### RECORDS SUPPLIED

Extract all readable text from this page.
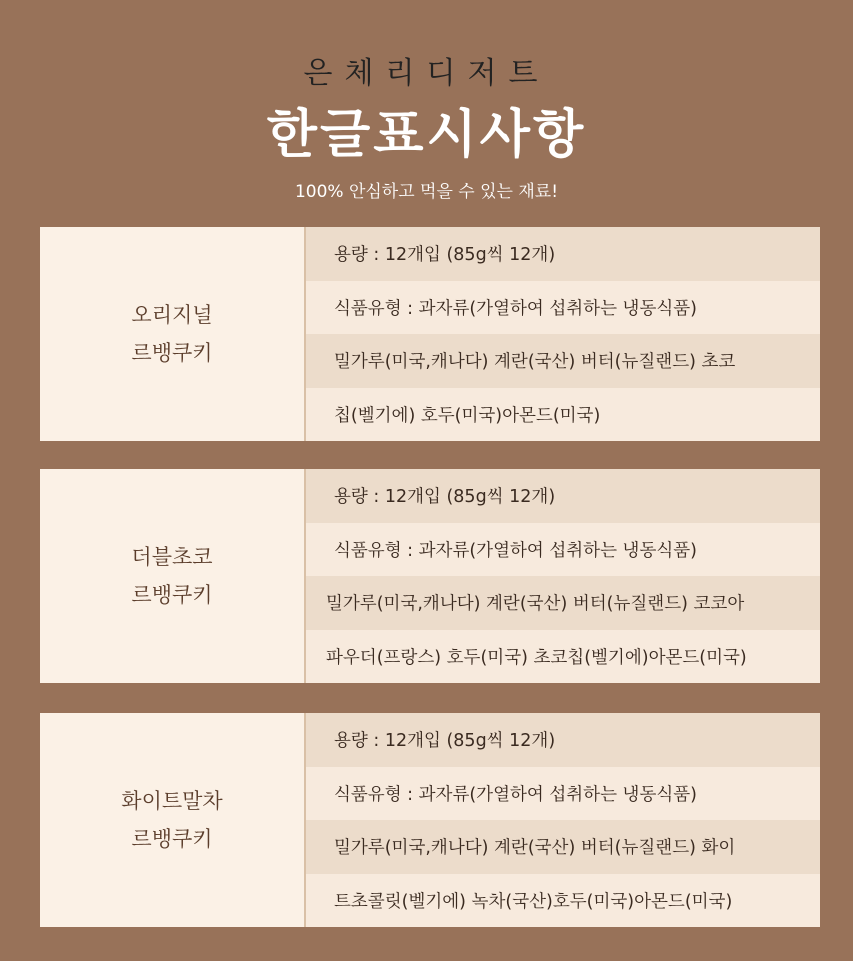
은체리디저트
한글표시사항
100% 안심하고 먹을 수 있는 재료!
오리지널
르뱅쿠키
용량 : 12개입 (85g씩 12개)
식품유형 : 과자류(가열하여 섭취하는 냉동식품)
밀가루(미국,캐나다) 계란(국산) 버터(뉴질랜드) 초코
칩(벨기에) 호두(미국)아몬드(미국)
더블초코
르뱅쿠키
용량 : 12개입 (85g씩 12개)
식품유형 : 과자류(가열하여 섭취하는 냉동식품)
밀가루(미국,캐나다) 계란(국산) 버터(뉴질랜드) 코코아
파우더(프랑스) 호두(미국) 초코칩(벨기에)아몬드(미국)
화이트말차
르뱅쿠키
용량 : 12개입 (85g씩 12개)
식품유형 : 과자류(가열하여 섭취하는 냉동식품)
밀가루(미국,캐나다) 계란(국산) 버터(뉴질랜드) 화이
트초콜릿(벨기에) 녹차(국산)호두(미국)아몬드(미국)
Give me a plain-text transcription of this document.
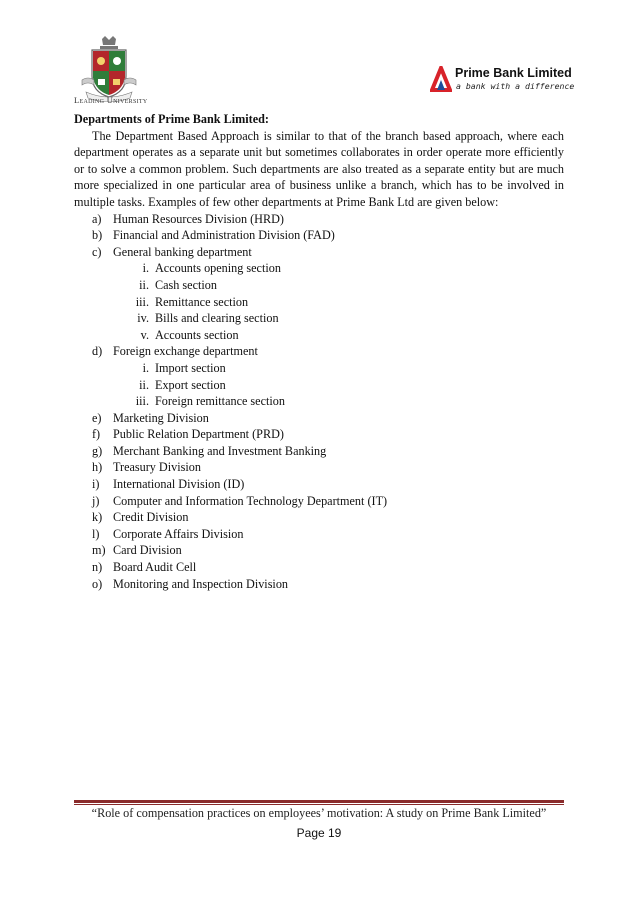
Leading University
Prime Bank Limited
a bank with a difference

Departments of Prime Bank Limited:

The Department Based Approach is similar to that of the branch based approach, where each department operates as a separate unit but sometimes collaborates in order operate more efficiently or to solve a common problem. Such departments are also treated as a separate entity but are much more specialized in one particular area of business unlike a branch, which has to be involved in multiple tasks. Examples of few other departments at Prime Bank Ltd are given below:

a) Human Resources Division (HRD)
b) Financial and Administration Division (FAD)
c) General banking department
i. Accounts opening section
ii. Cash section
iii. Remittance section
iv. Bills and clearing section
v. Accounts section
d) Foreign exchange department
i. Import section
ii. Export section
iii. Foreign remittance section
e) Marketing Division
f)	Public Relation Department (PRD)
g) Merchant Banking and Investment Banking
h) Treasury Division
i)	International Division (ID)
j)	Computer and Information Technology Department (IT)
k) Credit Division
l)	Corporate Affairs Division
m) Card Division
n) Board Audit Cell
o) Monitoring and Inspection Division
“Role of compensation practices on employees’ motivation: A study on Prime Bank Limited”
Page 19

######

→ **WHAT TO DO**
Which lines include "Limited"? Copy each of them out.

→ **WRITTEN ANSWER**
Prime Bank Limited
Departments of Prime Bank Limited:
“Role of compensation practices on employees’ motivation: A study on Prime Bank Limited”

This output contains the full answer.